> _Given exercise_
How many lines hold the string "droite"? Give only the number.

> _Records to use_

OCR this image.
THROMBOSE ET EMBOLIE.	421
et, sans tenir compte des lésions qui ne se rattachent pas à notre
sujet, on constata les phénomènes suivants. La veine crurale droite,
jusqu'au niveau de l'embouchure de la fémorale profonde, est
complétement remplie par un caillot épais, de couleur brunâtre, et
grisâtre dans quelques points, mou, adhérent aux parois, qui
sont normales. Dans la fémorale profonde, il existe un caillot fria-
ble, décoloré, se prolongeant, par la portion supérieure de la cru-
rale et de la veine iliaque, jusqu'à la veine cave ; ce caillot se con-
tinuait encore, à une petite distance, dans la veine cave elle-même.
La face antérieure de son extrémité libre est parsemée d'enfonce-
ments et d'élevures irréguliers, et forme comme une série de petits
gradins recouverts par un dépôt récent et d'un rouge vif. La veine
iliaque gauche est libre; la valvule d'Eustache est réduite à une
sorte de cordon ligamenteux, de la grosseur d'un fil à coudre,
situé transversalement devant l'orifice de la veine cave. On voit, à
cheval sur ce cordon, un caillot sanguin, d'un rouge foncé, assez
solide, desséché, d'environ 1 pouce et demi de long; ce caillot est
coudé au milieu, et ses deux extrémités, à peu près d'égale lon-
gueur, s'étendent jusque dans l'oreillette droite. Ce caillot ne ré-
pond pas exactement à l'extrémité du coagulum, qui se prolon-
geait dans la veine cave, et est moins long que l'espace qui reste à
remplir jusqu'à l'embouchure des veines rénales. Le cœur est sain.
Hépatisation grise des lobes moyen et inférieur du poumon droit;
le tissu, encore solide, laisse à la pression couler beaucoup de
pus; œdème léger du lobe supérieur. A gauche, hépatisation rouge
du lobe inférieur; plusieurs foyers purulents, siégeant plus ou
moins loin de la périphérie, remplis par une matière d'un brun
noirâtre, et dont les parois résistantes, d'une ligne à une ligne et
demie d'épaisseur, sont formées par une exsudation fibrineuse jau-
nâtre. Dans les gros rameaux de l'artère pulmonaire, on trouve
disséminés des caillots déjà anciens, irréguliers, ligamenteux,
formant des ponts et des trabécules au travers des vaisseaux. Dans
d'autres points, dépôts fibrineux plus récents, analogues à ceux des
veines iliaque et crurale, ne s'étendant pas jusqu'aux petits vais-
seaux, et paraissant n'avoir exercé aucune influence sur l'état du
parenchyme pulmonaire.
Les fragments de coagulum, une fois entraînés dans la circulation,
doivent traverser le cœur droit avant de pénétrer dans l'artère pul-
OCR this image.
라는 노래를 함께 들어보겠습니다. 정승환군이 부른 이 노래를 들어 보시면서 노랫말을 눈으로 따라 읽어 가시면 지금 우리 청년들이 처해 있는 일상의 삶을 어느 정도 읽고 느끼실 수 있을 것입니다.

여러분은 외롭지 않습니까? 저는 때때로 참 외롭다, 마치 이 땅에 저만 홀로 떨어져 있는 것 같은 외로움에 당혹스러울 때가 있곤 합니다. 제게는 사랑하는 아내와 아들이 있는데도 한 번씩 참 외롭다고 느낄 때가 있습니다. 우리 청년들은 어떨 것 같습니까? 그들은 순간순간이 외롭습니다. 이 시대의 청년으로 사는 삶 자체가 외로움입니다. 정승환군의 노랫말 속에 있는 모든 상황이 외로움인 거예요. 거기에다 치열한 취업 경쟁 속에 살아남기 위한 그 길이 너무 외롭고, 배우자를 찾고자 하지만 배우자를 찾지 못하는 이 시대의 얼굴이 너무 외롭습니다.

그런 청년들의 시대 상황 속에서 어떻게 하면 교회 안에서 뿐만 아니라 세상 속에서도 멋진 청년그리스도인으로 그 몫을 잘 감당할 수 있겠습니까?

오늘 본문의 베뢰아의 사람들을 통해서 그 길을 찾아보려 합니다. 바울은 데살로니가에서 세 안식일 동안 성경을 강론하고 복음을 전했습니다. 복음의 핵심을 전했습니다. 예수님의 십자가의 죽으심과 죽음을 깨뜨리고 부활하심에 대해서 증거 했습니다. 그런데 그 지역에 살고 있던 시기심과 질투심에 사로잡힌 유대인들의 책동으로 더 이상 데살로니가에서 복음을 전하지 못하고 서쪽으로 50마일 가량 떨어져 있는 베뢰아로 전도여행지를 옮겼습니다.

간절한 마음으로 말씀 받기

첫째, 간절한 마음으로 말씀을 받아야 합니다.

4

> _Solution below_
2